[Exercise brief]: When a line of the entries contains "kind", please list that line.

[Entries taken from a collection]:
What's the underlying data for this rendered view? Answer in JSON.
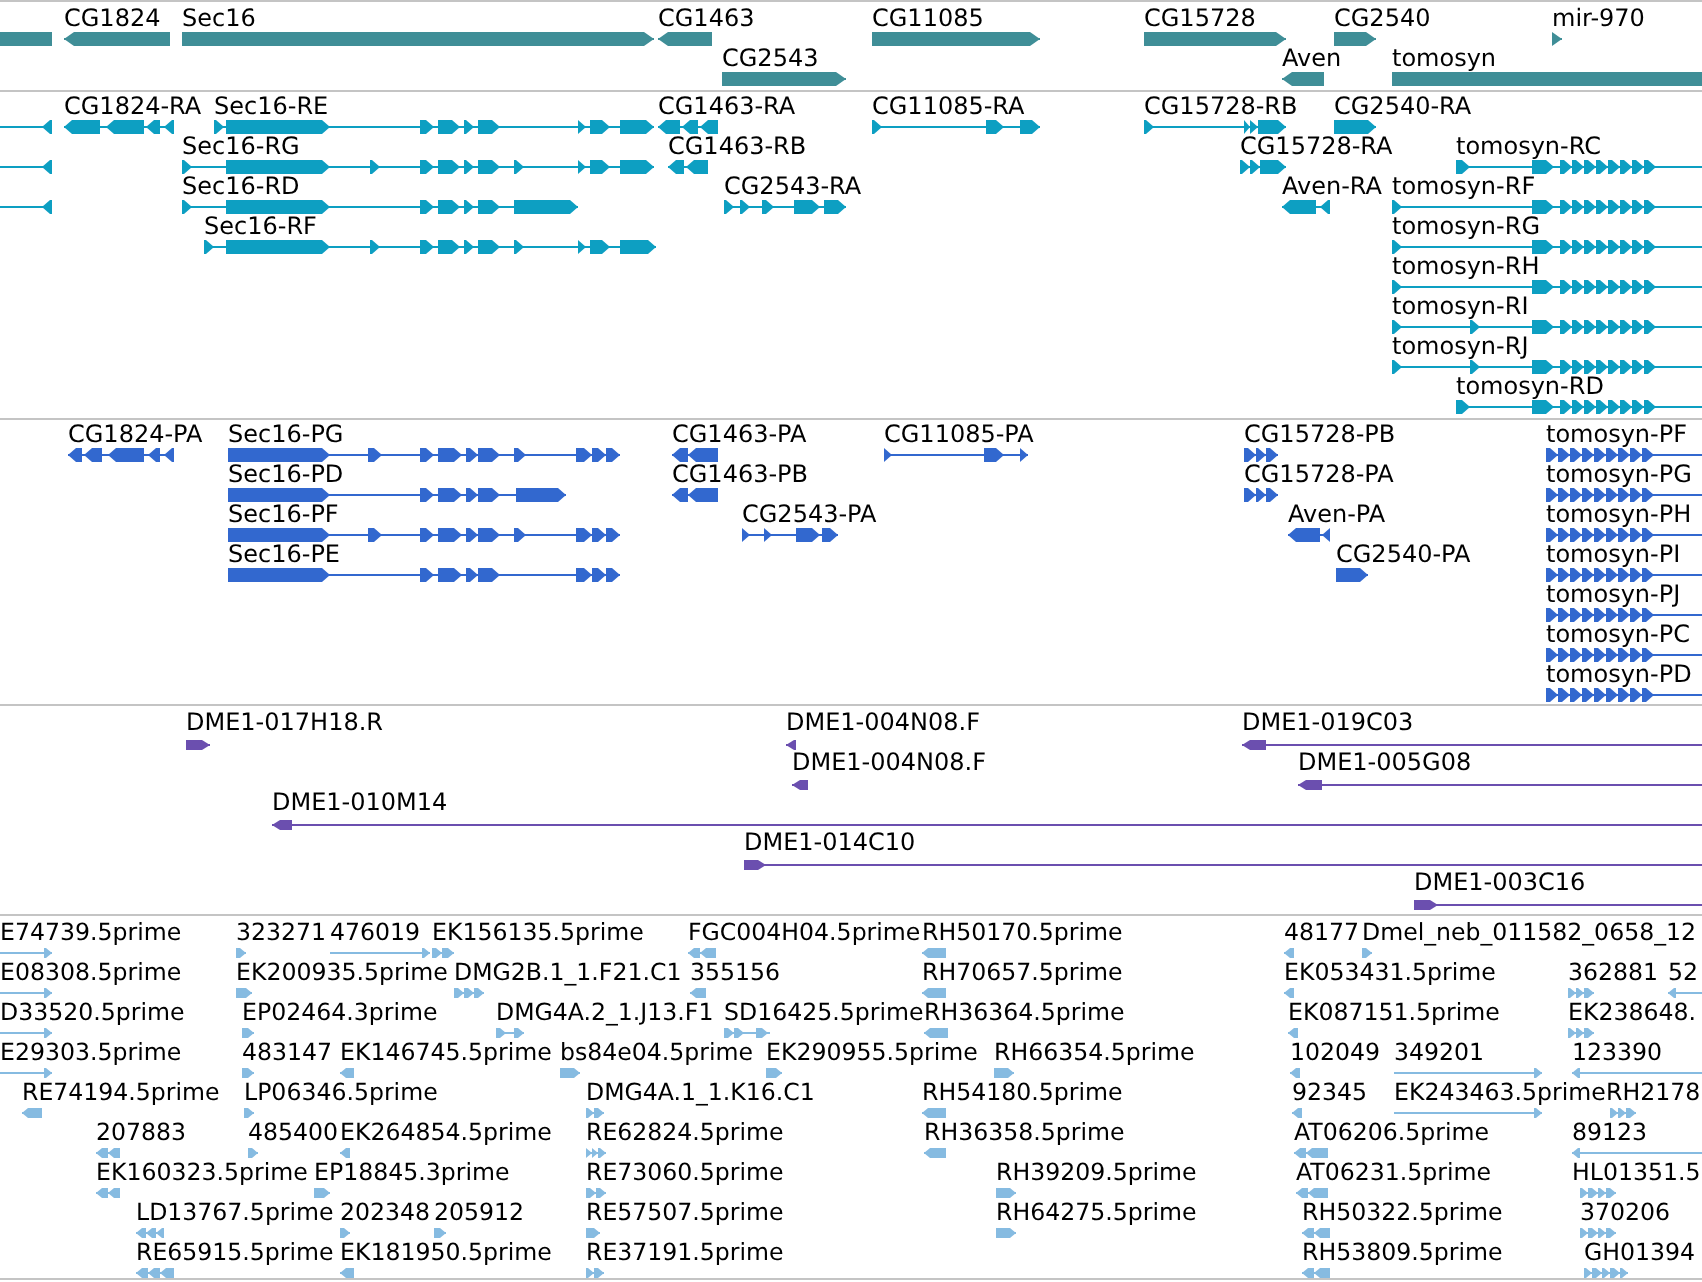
{
  "tracks": [
    {
      "kind": "gene",
      "features": [
        {
          "reverse": true
        },
        {
          "label": "CG1824",
          "reverse": true
        },
        {
          "label": "Sec16",
          "reverse": false
        },
        {
          "label": "CG1463",
          "reverse": true
        },
        {
          "label": "CG11085",
          "reverse": false
        },
        {
          "label": "CG15728",
          "reverse": false
        },
        {
          "label": "CG2540",
          "reverse": false
        },
        {
          "label": "mir-970",
          "reverse": false
        },
        {
          "label": "CG2543",
          "reverse": false
        },
        {
          "label": "Aven",
          "reverse": true
        },
        {
          "label": "tomosyn",
          "reverse": false
        }
      ]
    },
    {
      "kind": "transcript",
      "features": [
        {
          "reverse": true
        },
        {
          "label": "CG1824-RA",
          "reverse": true
        },
        {
          "label": "Sec16-RE",
          "reverse": false
        },
        {
          "label": "CG1463-RA",
          "reverse": true
        },
        {
          "label": "CG11085-RA",
          "reverse": false
        },
        {
          "label": "CG15728-RB",
          "reverse": false
        },
        {
          "label": "CG2540-RA",
          "reverse": false
        },
        {
          "reverse": true
        },
        {
          "label": "Sec16-RG",
          "reverse": false
        },
        {
          "label": "CG1463-RB",
          "reverse": true
        },
        {
          "label": "CG15728-RA",
          "reverse": false
        },
        {
          "label": "tomosyn-RC",
          "reverse": false
        },
        {
          "reverse": true
        },
        {
          "label": "Sec16-RD",
          "reverse": false
        },
        {
          "label": "CG2543-RA",
          "reverse": false
        },
        {
          "label": "Aven-RA",
          "reverse": true
        },
        {
          "label": "tomosyn-RF",
          "reverse": false
        },
        {
          "label": "Sec16-RF",
          "reverse": false
        },
        {
          "label": "tomosyn-RG",
          "reverse": false
        },
        {
          "label": "tomosyn-RH",
          "reverse": false
        },
        {
          "label": "tomosyn-RI",
          "reverse": false
        },
        {
          "label": "tomosyn-RJ",
          "reverse": false
        },
        {
          "label": "tomosyn-RD",
          "reverse": false
        }
      ]
    },
    {
      "kind": "protein",
      "features": [
        {
          "label": "CG1824-PA",
          "reverse": true
        },
        {
          "label": "Sec16-PG",
          "reverse": false
        },
        {
          "label": "CG1463-PA",
          "reverse": true
        },
        {
          "label": "CG11085-PA",
          "reverse": false
        },
        {
          "label": "CG15728-PB",
          "reverse": false
        },
        {
          "label": "tomosyn-PF",
          "reverse": false
        },
        {
          "label": "Sec16-PD",
          "reverse": false
        },
        {
          "label": "CG1463-PB",
          "reverse": true
        },
        {
          "label": "CG15728-PA",
          "reverse": false
        },
        {
          "label": "tomosyn-PG",
          "reverse": false
        },
        {
          "label": "Sec16-PF",
          "reverse": false
        },
        {
          "label": "CG2543-PA",
          "reverse": false
        },
        {
          "label": "Aven-PA",
          "reverse": true
        },
        {
          "label": "tomosyn-PH",
          "reverse": false
        },
        {
          "label": "Sec16-PE",
          "reverse": false
        },
        {
          "label": "CG2540-PA",
          "reverse": false
        },
        {
          "label": "tomosyn-PI",
          "reverse": false
        },
        {
          "label": "tomosyn-PJ",
          "reverse": false
        },
        {
          "label": "tomosyn-PC",
          "reverse": false
        },
        {
          "label": "tomosyn-PD",
          "reverse": false
        }
      ]
    },
    {
      "kind": "clone",
      "features": [
        {
          "label": "DME1-017H18.R",
          "reverse": false
        },
        {
          "label": "DME1-004N08.F",
          "reverse": true
        },
        {
          "label": "DME1-019C03",
          "reverse": true
        },
        {
          "label": "DME1-004N08.F",
          "reverse": true
        },
        {
          "label": "DME1-005G08",
          "reverse": true
        },
        {
          "label": "DME1-010M14",
          "reverse": true
        },
        {
          "label": "DME1-014C10",
          "reverse": false
        },
        {
          "label": "DME1-003C16",
          "reverse": false
        }
      ]
    },
    {
      "kind": "est",
      "features": [
        {
          "label": "E74739.5prime",
          "reverse": false
        },
        {
          "label": "323271",
          "reverse": false
        },
        {
          "label": "476019",
          "reverse": false
        },
        {
          "label": "EK156135.5prime",
          "reverse": false
        },
        {
          "label": "FGC004H04.5prime",
          "reverse": true
        },
        {
          "label": "RH50170.5prime",
          "reverse": true
        },
        {
          "label": "48177",
          "reverse": true
        },
        {
          "label": "Dmel_neb_011582_0658_12",
          "reverse": false
        },
        {
          "label": "E08308.5prime",
          "reverse": false
        },
        {
          "label": "EK200935.5prime",
          "reverse": false
        },
        {
          "label": "DMG2B.1_1.F21.C1",
          "reverse": false
        },
        {
          "label": "355156",
          "reverse": true
        },
        {
          "label": "RH70657.5prime",
          "reverse": true
        },
        {
          "label": "EK053431.5prime",
          "reverse": true
        },
        {
          "label": "362881",
          "reverse": false
        },
        {
          "label": "52",
          "reverse": true
        },
        {
          "label": "D33520.5prime",
          "reverse": false
        },
        {
          "label": "EP02464.3prime",
          "reverse": false
        },
        {
          "label": "DMG4A.2_1.J13.F1",
          "reverse": false
        },
        {
          "label": "SD16425.5prime",
          "reverse": false
        },
        {
          "label": "RH36364.5prime",
          "reverse": true
        },
        {
          "label": "EK087151.5prime",
          "reverse": true
        },
        {
          "label": "EK238648.",
          "reverse": false
        },
        {
          "label": "E29303.5prime",
          "reverse": false
        },
        {
          "label": "483147",
          "reverse": false
        },
        {
          "label": "EK146745.5prime",
          "reverse": true
        },
        {
          "label": "bs84e04.5prime",
          "reverse": false
        },
        {
          "label": "EK290955.5prime",
          "reverse": false
        },
        {
          "label": "RH66354.5prime",
          "reverse": false
        },
        {
          "label": "102049",
          "reverse": true
        },
        {
          "label": "349201",
          "reverse": false
        },
        {
          "label": "123390",
          "reverse": true
        },
        {
          "label": "RE74194.5prime",
          "reverse": true
        },
        {
          "label": "LP06346.5prime",
          "reverse": false
        },
        {
          "label": "DMG4A.1_1.K16.C1",
          "reverse": false
        },
        {
          "label": "RH54180.5prime",
          "reverse": true
        },
        {
          "label": "92345",
          "reverse": true
        },
        {
          "label": "EK243463.5prime",
          "reverse": false
        },
        {
          "label": "RH2178",
          "reverse": false
        },
        {
          "label": "207883",
          "reverse": true
        },
        {
          "label": "485400",
          "reverse": false
        },
        {
          "label": "EK264854.5prime",
          "reverse": true
        },
        {
          "label": "RE62824.5prime",
          "reverse": false
        },
        {
          "label": "RH36358.5prime",
          "reverse": true
        },
        {
          "label": "AT06206.5prime",
          "reverse": true
        },
        {
          "label": "89123",
          "reverse": true
        },
        {
          "label": "EK160323.5prime",
          "reverse": true
        },
        {
          "label": "EP18845.3prime",
          "reverse": false
        },
        {
          "label": "RE73060.5prime",
          "reverse": false
        },
        {
          "label": "RH39209.5prime",
          "reverse": false
        },
        {
          "label": "AT06231.5prime",
          "reverse": true
        },
        {
          "label": "HL01351.5",
          "reverse": false
        },
        {
          "label": "LD13767.5prime",
          "reverse": true
        },
        {
          "label": "202348",
          "reverse": false
        },
        {
          "label": "205912",
          "reverse": false
        },
        {
          "label": "RE57507.5prime",
          "reverse": false
        },
        {
          "label": "RH64275.5prime",
          "reverse": false
        },
        {
          "label": "RH50322.5prime",
          "reverse": true
        },
        {
          "label": "370206",
          "reverse": false
        },
        {
          "label": "RE65915.5prime",
          "reverse": true
        },
        {
          "label": "EK181950.5prime",
          "reverse": true
        },
        {
          "label": "RE37191.5prime",
          "reverse": false
        },
        {
          "label": "RH53809.5prime",
          "reverse": true
        },
        {
          "label": "GH01394",
          "reverse": false
        }
      ]
    }
  ]
}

[Solved problem]:
      "kind": "gene",
      "kind": "transcript",
      "kind": "protein",
      "kind": "clone",
      "kind": "est",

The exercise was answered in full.